=== Task prompt ===
Pick up the article on the tax law's repeal of the ACA individual mandate after its last sentence and keep writing it.

The individual and employer mandates are intertwined, so eliminating one could start to unwind the other
By Stephen Miller, CEBS
Dec 21, 2017 - SHRM
The Tax Cuts and Jobs Act, passed by Congress on Dec. 20, effectively repeals the Affordable Care Act's (ACA's) requirement that most Americans obtain ACA-compliant health coverage, effective in 2019.
Specifically, the legislation reduces to zero the tax penalty for going without coverage. It will not alter the ACA's mandate that employers with 50 or more full-time equivalent employees offer their full-time workers ACA-compliant health coverage, nor will it change employers' reporting obligations under the ACA.
"Some employers may see fewer health plan enrollees" when the repeal takes effect, said Scott Behrens, vice president and benefits attorney at Lockton Compliance Services in Kansas City, Mo. However, "the ACA employer mandate will remain, which means large employers will still need to offer coverage meeting minimum standards to avoid penalties."
Nevertheless, "Repeal of the ACA individual mandate will likely have a direct and indirect impact on employer-sponsored plans," said Chatrane Birbal, senior advisor, government relations at the Society for Human Resource Management.
"The individual mandate was put into effect to increase the number of healthy individuals in the insurance marketplace, with the idea that the healthy could subsidize the sick," said Zane Dalal, executive vice president of Benefit Program Administration, a Los Angeles-based company that manages benefits programs for employers and trade unions. "If healthy individuals opt out of coverage without penalty, employer premiums are likely to spike, and overall, this is an unsustainable option."

=== Material shown ===

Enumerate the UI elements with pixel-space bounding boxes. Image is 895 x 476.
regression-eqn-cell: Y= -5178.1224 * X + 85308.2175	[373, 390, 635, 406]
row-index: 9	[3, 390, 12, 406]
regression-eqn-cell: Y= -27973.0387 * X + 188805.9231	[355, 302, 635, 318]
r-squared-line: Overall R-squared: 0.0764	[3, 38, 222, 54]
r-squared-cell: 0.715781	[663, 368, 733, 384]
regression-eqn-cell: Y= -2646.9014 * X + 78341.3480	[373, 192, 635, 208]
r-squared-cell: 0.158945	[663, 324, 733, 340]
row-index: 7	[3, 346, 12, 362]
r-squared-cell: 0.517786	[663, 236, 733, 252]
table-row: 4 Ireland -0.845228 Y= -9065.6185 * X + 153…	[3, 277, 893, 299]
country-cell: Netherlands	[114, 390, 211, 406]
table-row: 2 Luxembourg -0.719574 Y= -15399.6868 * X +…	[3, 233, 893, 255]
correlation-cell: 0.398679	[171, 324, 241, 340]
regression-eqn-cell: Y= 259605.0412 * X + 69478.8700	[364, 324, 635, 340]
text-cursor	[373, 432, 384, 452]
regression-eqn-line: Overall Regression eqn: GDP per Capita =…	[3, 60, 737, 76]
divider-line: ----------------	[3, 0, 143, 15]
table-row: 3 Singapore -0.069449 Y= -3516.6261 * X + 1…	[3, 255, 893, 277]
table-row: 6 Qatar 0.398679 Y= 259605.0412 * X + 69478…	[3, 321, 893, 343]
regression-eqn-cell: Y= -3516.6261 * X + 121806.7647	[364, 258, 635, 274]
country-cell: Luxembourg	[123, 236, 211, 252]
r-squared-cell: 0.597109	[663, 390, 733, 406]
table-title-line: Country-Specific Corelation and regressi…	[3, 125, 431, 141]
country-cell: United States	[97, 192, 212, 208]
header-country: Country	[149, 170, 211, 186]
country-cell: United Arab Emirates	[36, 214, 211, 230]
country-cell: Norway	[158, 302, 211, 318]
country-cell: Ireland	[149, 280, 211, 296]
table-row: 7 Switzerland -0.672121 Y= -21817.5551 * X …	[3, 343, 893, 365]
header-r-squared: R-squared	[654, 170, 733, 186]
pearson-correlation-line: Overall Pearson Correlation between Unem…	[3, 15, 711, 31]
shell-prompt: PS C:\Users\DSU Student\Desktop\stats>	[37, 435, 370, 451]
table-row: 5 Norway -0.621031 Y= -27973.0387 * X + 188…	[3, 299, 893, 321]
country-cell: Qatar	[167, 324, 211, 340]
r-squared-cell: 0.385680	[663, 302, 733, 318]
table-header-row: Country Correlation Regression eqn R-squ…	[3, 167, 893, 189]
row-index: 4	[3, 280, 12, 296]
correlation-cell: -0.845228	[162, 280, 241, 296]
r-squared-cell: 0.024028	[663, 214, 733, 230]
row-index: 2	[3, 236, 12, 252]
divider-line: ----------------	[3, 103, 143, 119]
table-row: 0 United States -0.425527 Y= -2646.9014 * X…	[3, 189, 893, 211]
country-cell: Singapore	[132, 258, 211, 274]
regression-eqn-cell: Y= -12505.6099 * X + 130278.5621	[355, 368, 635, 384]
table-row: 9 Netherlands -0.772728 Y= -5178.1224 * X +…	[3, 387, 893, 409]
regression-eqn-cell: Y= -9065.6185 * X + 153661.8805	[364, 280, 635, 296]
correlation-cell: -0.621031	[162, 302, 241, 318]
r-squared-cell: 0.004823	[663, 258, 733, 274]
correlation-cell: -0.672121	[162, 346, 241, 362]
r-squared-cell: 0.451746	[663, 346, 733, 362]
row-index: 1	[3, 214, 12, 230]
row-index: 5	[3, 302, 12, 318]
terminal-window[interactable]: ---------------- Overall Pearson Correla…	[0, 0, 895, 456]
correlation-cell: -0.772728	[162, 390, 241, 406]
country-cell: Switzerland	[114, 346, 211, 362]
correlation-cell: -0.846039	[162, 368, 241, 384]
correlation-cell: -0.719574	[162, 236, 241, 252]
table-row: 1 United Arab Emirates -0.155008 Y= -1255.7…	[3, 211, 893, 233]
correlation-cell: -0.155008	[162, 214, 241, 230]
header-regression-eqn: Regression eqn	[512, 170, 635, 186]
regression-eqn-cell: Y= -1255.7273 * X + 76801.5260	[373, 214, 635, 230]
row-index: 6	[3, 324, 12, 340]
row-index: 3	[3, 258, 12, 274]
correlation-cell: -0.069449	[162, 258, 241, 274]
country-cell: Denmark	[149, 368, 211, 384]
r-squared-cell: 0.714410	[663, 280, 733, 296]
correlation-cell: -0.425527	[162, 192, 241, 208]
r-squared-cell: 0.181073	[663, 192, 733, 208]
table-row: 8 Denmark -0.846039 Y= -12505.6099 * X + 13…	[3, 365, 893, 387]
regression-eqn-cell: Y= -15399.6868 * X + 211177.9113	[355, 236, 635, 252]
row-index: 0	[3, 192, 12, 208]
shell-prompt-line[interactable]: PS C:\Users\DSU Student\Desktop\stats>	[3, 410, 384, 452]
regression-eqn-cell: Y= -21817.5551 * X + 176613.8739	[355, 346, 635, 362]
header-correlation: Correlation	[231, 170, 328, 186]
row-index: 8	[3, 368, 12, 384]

=== Written response ===
Individual and Employer Mandates Intertwined
"Many in the benefits community anticipate that, following repeal of the individual mandate, repeal of the employer mandate is not far behind," given that the mandates were intended to support one another. Once you begin to undo the threads, Dalal suggested, the whole quilt starts to unwind.
Other employer requirements, such as PCORI fees, could also be repealed, he said.
However, employers subject to the ACA had expected that a Republican administration and a GOP-majority Congress would have earlier been able to repeal the employer mandate, if not the ACA itself. Those efforts failed, leaving in place the ACA's employer coverage requirements, fees, and obligations to track and report all employee hours to the IRS, along with other administrative requirements.
Until the ACA's employer coverage and reporting obligations are changed
through legislative actions or regulatory adjustments, employers subject to the
ACA must comply with all its coverage and administrative requirements, benefit
advisors have noted. In recent months, the IRS has been sending penalty notifications to employers
that owe Employer Shared Responsibility Payments for noncompliance with the
employer mandate.
"Reporting for 2017 is certainly still required and, given the IRS's
clear intention to enforce the mandate, I would expect reporting to continue
into 2018 and possibly beyond," said Kim Buckey, vice president of client
services at Birmingham, Ala.-based DirectPath, an employee engagement, health
care transparency and compliance company. "That said, it's possible that the
reporting requirements will change going forward—either the form itself, or
perhaps the requirement to provide a statement, at least in its current form, to
employees."
"Many do believe that the individual and employer mandate go hand in hand, and the repeal of one may lead to the repeal or 'softening' of the other," said Arthur Tacchino, J.D., chief innovation officer at SyncStream Solutions, an ACA-compliance software firm headquartered in Baton Rouge, La. "It is likely that Republicans will continue to push to either fully repeal the employer reporting requirement or simply streamline the reporting, which would make the process less arduous on employers."
He added, "It is not likely that this will happen quickly or any time soon,
but it is certainly a legislative item to keep an eye on."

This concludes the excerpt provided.